# What the exercise asks
Write out the material exactly, with the pictures left out.
==== Dataset records
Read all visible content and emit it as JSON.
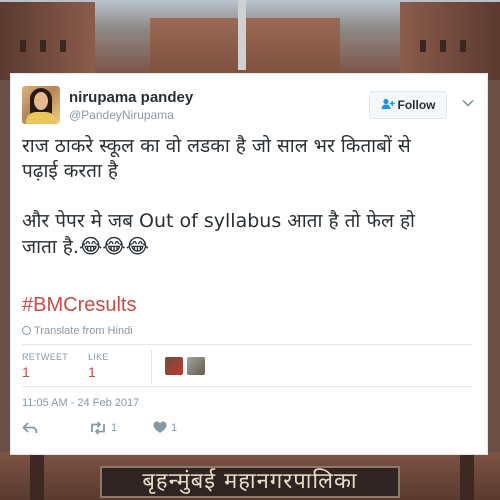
{
  "background": {
    "signboard_text": "बृहन्मुंबई महानगरपालिका"
  },
  "tweet": {
    "author_name": "nirupama pandey",
    "author_handle": "@PandeyNirupama",
    "follow_label": "Follow",
    "text_lines": [
      "राज ठाकरे स्कूल का वो लडका है जो साल भर किताबों से",
      "पढ़ाई करता है",
      "और पेपर मे जब Out of syllabus आता है तो फेल हो",
      "जाता है."
    ],
    "emojis": "😂😂😂",
    "hashtag": "#BMCresults",
    "translate_label": "Translate from Hindi",
    "retweet_label": "RETWEET",
    "retweet_count": "1",
    "like_label": "LIKE",
    "like_count": "1",
    "timestamp": "11:05 AM - 24 Feb 2017",
    "action_retweet_count": "1",
    "action_like_count": "1"
  },
  "colors": {
    "accent": "#c94b45",
    "text": "#292f33",
    "muted": "#8899a6",
    "border": "#e1e8ed"
  },
  "icons": [
    "follow-user-icon",
    "chevron-down-icon",
    "globe-icon",
    "reply-icon",
    "retweet-icon",
    "heart-icon"
  ]
}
========
# Solution to this problem
Read all visible content and emit it as JSON.
{
  "background": {
    "signboard_text": "बृहन्मुंबई महानगरपालिका"
  },
  "tweet": {
    "author_name": "nirupama pandey",
    "author_handle": "@PandeyNirupama",
    "follow_label": "Follow",
    "text_lines": [
      "राज ठाकरे स्कूल का वो लडका है जो साल भर किताबों से",
      "पढ़ाई करता है",
      "और पेपर मे जब Out of syllabus आता है तो फेल हो",
      "जाता है."
    ],
    "emojis": "😂😂😂",
    "hashtag": "#BMCresults",
    "translate_label": "Translate from Hindi",
    "retweet_label": "RETWEET",
    "retweet_count": "1",
    "like_label": "LIKE",
    "like_count": "1",
    "timestamp": "11:05 AM - 24 Feb 2017",
    "action_retweet_count": "1",
    "action_like_count": "1"
  },
  "colors": {
    "accent": "#c94b45",
    "text": "#292f33",
    "muted": "#8899a6",
    "border": "#e1e8ed"
  },
  "icons": [
    "follow-user-icon",
    "chevron-down-icon",
    "globe-icon",
    "reply-icon",
    "retweet-icon",
    "heart-icon"
  ]
}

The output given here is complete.